Stored records:
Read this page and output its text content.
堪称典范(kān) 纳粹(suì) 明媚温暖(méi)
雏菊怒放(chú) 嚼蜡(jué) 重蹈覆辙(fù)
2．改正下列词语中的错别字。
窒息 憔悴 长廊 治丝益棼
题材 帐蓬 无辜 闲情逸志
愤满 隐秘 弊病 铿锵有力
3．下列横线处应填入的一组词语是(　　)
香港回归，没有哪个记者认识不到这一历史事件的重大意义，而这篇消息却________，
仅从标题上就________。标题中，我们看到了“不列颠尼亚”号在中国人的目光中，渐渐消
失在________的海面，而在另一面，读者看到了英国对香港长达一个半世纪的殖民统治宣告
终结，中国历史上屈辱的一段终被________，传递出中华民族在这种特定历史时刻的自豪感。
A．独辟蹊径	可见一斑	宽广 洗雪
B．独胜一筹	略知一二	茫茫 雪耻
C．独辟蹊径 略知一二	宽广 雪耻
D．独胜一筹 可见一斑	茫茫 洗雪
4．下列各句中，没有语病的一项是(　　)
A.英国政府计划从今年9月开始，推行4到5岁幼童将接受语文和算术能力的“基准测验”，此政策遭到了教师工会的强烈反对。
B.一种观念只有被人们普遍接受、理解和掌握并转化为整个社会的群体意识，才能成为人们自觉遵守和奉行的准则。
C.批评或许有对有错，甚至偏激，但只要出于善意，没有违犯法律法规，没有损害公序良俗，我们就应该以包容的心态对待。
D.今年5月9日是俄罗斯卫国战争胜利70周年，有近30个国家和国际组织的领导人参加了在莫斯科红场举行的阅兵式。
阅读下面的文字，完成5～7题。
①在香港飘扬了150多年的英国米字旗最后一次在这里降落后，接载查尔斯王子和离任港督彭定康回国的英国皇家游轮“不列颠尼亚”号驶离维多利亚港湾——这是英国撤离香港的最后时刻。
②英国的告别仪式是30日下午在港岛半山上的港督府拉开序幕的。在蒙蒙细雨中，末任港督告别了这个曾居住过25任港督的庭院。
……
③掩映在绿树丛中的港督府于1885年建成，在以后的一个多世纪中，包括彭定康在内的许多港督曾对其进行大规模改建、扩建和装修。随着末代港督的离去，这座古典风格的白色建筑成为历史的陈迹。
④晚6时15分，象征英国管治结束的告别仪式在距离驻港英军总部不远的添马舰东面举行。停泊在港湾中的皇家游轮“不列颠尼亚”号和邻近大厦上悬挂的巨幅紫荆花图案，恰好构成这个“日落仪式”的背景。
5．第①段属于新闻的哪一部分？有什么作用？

---

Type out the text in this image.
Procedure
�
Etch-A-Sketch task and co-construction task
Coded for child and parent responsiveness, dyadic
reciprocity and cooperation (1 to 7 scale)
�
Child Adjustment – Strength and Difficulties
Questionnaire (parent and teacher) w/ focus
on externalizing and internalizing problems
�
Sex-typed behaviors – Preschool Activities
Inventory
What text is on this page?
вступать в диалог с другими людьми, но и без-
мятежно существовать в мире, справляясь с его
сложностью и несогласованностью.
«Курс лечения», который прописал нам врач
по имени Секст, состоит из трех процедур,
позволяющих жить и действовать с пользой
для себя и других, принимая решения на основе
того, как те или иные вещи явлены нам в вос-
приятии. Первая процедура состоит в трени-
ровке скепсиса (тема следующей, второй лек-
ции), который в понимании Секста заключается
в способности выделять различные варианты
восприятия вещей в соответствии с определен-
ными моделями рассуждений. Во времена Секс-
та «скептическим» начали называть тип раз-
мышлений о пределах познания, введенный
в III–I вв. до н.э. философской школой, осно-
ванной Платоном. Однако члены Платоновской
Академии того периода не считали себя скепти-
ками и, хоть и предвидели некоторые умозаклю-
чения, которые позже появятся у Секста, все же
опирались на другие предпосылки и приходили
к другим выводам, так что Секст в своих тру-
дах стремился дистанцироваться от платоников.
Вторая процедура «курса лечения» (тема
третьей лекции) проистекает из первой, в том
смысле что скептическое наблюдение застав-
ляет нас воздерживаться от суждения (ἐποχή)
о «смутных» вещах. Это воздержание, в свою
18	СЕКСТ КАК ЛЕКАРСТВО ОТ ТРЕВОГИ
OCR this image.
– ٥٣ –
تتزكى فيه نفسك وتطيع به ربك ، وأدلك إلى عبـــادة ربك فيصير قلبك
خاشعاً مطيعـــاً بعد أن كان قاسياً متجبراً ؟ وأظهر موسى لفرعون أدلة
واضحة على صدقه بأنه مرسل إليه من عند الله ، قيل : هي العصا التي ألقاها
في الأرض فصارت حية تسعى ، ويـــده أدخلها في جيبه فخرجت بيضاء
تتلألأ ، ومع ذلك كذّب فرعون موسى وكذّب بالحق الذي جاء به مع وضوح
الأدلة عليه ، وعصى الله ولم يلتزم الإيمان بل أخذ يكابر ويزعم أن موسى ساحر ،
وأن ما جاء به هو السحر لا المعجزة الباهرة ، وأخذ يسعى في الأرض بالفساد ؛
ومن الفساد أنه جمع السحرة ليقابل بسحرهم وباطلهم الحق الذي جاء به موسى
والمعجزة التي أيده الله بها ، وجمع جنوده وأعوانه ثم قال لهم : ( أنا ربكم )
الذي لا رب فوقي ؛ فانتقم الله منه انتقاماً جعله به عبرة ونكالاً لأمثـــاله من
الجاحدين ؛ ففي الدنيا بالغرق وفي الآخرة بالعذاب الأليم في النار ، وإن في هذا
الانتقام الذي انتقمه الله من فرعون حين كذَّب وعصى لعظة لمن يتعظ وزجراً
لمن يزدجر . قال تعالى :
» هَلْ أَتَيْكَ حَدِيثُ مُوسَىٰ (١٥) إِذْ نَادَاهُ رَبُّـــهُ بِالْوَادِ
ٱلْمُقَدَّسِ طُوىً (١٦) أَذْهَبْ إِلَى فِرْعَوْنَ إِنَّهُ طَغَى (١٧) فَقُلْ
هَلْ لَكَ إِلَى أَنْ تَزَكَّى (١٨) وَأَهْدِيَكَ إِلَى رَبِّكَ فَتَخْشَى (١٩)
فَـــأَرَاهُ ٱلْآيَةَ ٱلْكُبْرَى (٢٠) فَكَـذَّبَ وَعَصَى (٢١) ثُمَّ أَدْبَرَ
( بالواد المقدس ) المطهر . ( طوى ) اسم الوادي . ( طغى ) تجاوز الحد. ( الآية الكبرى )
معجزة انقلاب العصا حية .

▶ **TO DO**:
From the entries above, select each line containing the string "состоит".

▶ **WORKED SOLUTION**:
по имени Секст, состоит из трех процедур,
приятии. Первая процедура состоит в трени-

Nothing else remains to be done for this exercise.